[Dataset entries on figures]

——

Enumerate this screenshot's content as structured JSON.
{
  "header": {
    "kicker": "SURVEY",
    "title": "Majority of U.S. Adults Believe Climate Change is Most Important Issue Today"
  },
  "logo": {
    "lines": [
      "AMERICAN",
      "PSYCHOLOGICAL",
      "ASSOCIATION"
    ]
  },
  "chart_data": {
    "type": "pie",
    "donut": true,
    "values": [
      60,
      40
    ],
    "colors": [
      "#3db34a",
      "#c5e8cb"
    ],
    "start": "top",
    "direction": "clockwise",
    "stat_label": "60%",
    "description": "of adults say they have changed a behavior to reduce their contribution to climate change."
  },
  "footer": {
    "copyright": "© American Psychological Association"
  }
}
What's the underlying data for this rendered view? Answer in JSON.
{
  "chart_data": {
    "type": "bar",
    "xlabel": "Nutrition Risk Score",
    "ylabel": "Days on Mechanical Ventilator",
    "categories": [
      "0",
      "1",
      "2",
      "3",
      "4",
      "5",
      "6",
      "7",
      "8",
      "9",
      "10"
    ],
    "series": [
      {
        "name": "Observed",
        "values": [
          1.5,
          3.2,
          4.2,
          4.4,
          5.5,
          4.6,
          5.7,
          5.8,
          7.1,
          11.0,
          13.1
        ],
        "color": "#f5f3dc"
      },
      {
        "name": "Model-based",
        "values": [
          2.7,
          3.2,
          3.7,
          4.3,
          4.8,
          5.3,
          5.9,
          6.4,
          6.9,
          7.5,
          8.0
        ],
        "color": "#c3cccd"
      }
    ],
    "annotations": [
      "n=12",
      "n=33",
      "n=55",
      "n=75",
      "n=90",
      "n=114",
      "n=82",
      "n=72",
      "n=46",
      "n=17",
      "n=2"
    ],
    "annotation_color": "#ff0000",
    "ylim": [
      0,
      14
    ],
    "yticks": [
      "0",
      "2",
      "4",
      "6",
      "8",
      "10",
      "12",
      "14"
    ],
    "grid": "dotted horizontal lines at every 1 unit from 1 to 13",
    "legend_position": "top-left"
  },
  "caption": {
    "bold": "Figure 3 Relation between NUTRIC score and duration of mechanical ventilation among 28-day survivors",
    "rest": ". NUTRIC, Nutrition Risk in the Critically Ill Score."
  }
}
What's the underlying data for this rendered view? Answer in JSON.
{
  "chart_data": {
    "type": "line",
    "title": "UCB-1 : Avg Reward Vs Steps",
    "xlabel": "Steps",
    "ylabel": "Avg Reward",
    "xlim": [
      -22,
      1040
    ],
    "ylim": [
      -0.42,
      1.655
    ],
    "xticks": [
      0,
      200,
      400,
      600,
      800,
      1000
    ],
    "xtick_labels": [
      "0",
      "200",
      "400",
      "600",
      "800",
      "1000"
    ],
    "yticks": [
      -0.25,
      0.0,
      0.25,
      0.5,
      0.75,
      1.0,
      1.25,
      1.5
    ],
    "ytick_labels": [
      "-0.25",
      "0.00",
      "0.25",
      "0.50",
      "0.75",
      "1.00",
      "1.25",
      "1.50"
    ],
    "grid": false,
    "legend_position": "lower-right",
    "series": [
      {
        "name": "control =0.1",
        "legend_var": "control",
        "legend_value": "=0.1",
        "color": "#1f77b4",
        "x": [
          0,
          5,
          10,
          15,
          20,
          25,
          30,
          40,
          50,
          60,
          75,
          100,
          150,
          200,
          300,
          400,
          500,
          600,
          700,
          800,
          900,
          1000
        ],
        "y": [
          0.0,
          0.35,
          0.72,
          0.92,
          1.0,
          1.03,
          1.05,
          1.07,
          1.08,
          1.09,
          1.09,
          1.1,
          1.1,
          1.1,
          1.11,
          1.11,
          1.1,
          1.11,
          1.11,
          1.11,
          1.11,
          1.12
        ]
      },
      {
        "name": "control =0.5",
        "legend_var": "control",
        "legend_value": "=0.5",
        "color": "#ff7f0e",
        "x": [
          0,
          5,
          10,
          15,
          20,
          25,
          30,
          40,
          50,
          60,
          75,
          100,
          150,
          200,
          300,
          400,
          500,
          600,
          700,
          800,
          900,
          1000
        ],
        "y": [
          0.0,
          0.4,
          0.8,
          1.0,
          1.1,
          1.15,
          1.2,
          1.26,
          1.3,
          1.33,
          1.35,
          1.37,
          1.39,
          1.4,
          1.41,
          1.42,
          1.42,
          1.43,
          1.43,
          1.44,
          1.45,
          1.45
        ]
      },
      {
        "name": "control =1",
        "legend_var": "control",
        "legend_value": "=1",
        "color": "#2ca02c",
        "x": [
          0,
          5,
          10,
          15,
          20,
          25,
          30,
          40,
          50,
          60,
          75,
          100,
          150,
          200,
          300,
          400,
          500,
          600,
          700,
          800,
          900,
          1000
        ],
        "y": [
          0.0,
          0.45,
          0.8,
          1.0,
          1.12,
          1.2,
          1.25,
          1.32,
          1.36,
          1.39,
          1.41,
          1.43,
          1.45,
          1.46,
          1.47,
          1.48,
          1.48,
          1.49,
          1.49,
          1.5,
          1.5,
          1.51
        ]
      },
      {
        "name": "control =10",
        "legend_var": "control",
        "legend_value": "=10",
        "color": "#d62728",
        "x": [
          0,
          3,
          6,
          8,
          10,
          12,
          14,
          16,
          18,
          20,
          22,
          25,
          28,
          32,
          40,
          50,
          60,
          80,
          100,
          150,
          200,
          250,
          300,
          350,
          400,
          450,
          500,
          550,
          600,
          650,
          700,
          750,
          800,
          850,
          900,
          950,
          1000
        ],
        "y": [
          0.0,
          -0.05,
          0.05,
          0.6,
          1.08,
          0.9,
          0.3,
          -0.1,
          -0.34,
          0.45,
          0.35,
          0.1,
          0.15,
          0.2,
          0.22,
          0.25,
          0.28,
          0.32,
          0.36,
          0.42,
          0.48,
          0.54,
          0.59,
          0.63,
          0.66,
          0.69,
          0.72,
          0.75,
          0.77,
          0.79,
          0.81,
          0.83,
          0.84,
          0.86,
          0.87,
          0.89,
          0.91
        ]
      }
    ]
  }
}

——

> Task to complete: Print the material above once more, exactly.

> Task solution:
Enumerate this screenshot's content as structured JSON.
{
  "header": {
    "kicker": "SURVEY",
    "title": "Majority of U.S. Adults Believe Climate Change is Most Important Issue Today"
  },
  "logo": {
    "lines": [
      "AMERICAN",
      "PSYCHOLOGICAL",
      "ASSOCIATION"
    ]
  },
  "chart_data": {
    "type": "pie",
    "donut": true,
    "values": [
      60,
      40
    ],
    "colors": [
      "#3db34a",
      "#c5e8cb"
    ],
    "start": "top",
    "direction": "clockwise",
    "stat_label": "60%",
    "description": "of adults say they have changed a behavior to reduce their contribution to climate change."
  },
  "footer": {
    "copyright": "© American Psychological Association"
  }
}
What's the underlying data for this rendered view? Answer in JSON.
{
  "chart_data": {
    "type": "bar",
    "xlabel": "Nutrition Risk Score",
    "ylabel": "Days on Mechanical Ventilator",
    "categories": [
      "0",
      "1",
      "2",
      "3",
      "4",
      "5",
      "6",
      "7",
      "8",
      "9",
      "10"
    ],
    "series": [
      {
        "name": "Observed",
        "values": [
          1.5,
          3.2,
          4.2,
          4.4,
          5.5,
          4.6,
          5.7,
          5.8,
          7.1,
          11.0,
          13.1
        ],
        "color": "#f5f3dc"
      },
      {
        "name": "Model-based",
        "values": [
          2.7,
          3.2,
          3.7,
          4.3,
          4.8,
          5.3,
          5.9,
          6.4,
          6.9,
          7.5,
          8.0
        ],
        "color": "#c3cccd"
      }
    ],
    "annotations": [
      "n=12",
      "n=33",
      "n=55",
      "n=75",
      "n=90",
      "n=114",
      "n=82",
      "n=72",
      "n=46",
      "n=17",
      "n=2"
    ],
    "annotation_color": "#ff0000",
    "ylim": [
      0,
      14
    ],
    "yticks": [
      "0",
      "2",
      "4",
      "6",
      "8",
      "10",
      "12",
      "14"
    ],
    "grid": "dotted horizontal lines at every 1 unit from 1 to 13",
    "legend_position": "top-left"
  },
  "caption": {
    "bold": "Figure 3 Relation between NUTRIC score and duration of mechanical ventilation among 28-day survivors",
    "rest": ". NUTRIC, Nutrition Risk in the Critically Ill Score."
  }
}
What's the underlying data for this rendered view? Answer in JSON.
{
  "chart_data": {
    "type": "line",
    "title": "UCB-1 : Avg Reward Vs Steps",
    "xlabel": "Steps",
    "ylabel": "Avg Reward",
    "xlim": [
      -22,
      1040
    ],
    "ylim": [
      -0.42,
      1.655
    ],
    "xticks": [
      0,
      200,
      400,
      600,
      800,
      1000
    ],
    "xtick_labels": [
      "0",
      "200",
      "400",
      "600",
      "800",
      "1000"
    ],
    "yticks": [
      -0.25,
      0.0,
      0.25,
      0.5,
      0.75,
      1.0,
      1.25,
      1.5
    ],
    "ytick_labels": [
      "-0.25",
      "0.00",
      "0.25",
      "0.50",
      "0.75",
      "1.00",
      "1.25",
      "1.50"
    ],
    "grid": false,
    "legend_position": "lower-right",
    "series": [
      {
        "name": "control =0.1",
        "legend_var": "control",
        "legend_value": "=0.1",
        "color": "#1f77b4",
        "x": [
          0,
          5,
          10,
          15,
          20,
          25,
          30,
          40,
          50,
          60,
          75,
          100,
          150,
          200,
          300,
          400,
          500,
          600,
          700,
          800,
          900,
          1000
        ],
        "y": [
          0.0,
          0.35,
          0.72,
          0.92,
          1.0,
          1.03,
          1.05,
          1.07,
          1.08,
          1.09,
          1.09,
          1.1,
          1.1,
          1.1,
          1.11,
          1.11,
          1.1,
          1.11,
          1.11,
          1.11,
          1.11,
          1.12
        ]
      },
      {
        "name": "control =0.5",
        "legend_var": "control",
        "legend_value": "=0.5",
        "color": "#ff7f0e",
        "x": [
          0,
          5,
          10,
          15,
          20,
          25,
          30,
          40,
          50,
          60,
          75,
          100,
          150,
          200,
          300,
          400,
          500,
          600,
          700,
          800,
          900,
          1000
        ],
        "y": [
          0.0,
          0.4,
          0.8,
          1.0,
          1.1,
          1.15,
          1.2,
          1.26,
          1.3,
          1.33,
          1.35,
          1.37,
          1.39,
          1.4,
          1.41,
          1.42,
          1.42,
          1.43,
          1.43,
          1.44,
          1.45,
          1.45
        ]
      },
      {
        "name": "control =1",
        "legend_var": "control",
        "legend_value": "=1",
        "color": "#2ca02c",
        "x": [
          0,
          5,
          10,
          15,
          20,
          25,
          30,
          40,
          50,
          60,
          75,
          100,
          150,
          200,
          300,
          400,
          500,
          600,
          700,
          800,
          900,
          1000
        ],
        "y": [
          0.0,
          0.45,
          0.8,
          1.0,
          1.12,
          1.2,
          1.25,
          1.32,
          1.36,
          1.39,
          1.41,
          1.43,
          1.45,
          1.46,
          1.47,
          1.48,
          1.48,
          1.49,
          1.49,
          1.5,
          1.5,
          1.51
        ]
      },
      {
        "name": "control =10",
        "legend_var": "control",
        "legend_value": "=10",
        "color": "#d62728",
        "x": [
          0,
          3,
          6,
          8,
          10,
          12,
          14,
          16,
          18,
          20,
          22,
          25,
          28,
          32,
          40,
          50,
          60,
          80,
          100,
          150,
          200,
          250,
          300,
          350,
          400,
          450,
          500,
          550,
          600,
          650,
          700,
          750,
          800,
          850,
          900,
          950,
          1000
        ],
        "y": [
          0.0,
          -0.05,
          0.05,
          0.6,
          1.08,
          0.9,
          0.3,
          -0.1,
          -0.34,
          0.45,
          0.35,
          0.1,
          0.15,
          0.2,
          0.22,
          0.25,
          0.28,
          0.32,
          0.36,
          0.42,
          0.48,
          0.54,
          0.59,
          0.63,
          0.66,
          0.69,
          0.72,
          0.75,
          0.77,
          0.79,
          0.81,
          0.83,
          0.84,
          0.86,
          0.87,
          0.89,
          0.91
        ]
      }
    ]
  }
}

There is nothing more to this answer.